◆ Your goal: Copy each line of the records that holds the string "безпосередньо".

◆ Data rows:

## begin

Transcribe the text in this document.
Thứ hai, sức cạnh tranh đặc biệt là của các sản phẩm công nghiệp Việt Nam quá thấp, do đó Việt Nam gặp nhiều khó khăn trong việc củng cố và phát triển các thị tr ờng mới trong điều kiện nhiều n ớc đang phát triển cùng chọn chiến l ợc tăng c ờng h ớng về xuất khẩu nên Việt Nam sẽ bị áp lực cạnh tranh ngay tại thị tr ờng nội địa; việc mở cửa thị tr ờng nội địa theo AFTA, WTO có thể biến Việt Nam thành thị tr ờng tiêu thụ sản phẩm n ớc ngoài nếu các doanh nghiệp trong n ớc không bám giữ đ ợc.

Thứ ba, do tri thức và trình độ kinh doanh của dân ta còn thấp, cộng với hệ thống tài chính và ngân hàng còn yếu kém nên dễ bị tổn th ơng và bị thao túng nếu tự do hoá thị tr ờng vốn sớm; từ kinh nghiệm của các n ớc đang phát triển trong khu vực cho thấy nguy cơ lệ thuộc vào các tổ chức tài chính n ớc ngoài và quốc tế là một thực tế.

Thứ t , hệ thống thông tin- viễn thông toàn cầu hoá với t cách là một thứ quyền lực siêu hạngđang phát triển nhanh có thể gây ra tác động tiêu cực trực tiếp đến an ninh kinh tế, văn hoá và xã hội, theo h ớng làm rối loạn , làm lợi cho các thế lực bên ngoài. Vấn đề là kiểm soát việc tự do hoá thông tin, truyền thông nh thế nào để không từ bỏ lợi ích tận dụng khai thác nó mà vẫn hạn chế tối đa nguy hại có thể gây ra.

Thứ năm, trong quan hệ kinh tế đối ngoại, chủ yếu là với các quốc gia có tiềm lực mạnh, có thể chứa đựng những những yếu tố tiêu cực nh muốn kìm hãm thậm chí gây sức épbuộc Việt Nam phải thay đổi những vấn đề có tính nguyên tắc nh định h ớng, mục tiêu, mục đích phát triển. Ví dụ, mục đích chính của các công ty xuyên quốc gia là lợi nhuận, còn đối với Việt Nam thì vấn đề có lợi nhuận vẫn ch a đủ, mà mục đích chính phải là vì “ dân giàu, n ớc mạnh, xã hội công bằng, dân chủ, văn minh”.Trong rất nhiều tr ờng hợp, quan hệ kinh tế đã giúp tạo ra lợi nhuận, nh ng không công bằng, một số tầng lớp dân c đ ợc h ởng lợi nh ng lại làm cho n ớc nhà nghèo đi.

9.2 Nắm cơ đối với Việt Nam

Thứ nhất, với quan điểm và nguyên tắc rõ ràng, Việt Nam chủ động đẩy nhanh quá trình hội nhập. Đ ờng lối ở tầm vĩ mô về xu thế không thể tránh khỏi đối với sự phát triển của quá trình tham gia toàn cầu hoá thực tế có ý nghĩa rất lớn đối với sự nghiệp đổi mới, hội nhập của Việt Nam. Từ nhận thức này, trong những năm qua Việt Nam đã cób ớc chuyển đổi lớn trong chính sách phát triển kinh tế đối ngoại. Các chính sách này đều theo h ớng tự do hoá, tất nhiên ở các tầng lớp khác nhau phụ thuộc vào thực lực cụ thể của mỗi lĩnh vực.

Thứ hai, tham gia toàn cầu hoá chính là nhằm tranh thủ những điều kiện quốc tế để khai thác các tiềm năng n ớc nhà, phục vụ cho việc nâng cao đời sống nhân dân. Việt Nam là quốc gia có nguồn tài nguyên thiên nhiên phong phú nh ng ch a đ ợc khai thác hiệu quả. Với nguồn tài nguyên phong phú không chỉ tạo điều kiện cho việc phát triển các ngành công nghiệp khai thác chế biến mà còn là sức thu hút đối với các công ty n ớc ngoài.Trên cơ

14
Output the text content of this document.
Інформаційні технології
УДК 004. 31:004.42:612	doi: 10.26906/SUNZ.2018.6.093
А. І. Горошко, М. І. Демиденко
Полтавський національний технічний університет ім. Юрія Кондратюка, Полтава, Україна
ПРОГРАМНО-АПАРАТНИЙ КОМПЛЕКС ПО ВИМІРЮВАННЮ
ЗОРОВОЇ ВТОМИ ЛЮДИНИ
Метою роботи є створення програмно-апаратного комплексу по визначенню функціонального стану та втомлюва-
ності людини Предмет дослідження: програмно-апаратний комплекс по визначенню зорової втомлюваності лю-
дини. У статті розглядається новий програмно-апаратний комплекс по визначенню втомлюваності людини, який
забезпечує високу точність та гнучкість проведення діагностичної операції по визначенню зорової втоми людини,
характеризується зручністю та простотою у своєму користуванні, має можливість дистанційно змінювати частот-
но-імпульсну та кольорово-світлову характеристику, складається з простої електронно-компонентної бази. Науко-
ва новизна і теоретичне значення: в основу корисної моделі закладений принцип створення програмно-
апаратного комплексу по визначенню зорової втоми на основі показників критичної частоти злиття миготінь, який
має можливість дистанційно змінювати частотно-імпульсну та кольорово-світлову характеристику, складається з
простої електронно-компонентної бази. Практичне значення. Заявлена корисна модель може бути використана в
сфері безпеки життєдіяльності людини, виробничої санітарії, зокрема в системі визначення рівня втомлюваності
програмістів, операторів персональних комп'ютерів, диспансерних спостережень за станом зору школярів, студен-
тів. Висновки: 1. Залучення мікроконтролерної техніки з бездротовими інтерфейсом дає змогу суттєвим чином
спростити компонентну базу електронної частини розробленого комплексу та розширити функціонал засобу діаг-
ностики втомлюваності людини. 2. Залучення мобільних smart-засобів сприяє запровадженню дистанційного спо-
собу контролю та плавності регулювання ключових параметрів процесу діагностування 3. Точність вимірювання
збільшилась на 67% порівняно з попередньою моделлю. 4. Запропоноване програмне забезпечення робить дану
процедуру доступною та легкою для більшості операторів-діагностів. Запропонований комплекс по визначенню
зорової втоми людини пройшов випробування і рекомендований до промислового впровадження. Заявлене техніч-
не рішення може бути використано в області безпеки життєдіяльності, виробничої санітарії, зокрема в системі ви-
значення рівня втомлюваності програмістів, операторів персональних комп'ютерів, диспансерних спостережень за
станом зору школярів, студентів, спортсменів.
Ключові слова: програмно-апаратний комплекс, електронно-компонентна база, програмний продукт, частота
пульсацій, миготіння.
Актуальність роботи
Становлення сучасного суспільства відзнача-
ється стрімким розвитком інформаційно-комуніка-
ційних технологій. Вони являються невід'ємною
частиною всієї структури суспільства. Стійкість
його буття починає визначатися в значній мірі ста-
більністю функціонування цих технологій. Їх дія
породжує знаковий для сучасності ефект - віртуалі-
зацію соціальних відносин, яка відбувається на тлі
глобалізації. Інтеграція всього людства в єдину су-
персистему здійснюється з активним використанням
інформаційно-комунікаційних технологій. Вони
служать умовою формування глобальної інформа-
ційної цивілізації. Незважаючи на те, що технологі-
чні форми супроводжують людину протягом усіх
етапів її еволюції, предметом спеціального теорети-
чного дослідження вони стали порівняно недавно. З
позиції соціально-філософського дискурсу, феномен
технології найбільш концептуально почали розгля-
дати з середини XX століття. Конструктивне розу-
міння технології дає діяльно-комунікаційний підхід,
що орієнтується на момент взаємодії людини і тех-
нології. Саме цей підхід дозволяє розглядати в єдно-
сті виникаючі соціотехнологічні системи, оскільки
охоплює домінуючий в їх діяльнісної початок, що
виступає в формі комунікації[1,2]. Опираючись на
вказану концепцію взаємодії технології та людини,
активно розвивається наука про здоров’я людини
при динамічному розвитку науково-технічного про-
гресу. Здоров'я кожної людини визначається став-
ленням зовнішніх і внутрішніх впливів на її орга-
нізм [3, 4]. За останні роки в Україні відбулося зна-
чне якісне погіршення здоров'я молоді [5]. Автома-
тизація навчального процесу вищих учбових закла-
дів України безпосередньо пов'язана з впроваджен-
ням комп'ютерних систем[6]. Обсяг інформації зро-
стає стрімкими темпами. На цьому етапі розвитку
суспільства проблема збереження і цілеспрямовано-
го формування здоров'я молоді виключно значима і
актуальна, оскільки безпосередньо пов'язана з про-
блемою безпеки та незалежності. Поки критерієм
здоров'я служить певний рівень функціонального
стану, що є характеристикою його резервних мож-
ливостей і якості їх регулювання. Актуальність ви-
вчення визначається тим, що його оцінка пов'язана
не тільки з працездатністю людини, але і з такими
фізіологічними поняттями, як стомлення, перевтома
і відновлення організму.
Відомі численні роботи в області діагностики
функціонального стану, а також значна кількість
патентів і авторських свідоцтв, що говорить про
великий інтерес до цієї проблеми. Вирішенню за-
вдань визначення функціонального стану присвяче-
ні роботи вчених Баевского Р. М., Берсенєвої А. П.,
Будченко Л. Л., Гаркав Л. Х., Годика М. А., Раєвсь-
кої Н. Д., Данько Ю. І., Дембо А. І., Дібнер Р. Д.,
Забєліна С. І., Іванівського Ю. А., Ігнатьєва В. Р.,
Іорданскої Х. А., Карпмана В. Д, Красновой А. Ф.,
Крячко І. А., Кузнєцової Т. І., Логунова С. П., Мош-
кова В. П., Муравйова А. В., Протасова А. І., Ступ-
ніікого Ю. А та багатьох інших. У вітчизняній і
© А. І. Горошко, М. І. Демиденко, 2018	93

## end

◆ Task solution:
дів України безпосередньо пов'язана з впроваджен-
актуальна, оскільки безпосередньо пов'язана з про-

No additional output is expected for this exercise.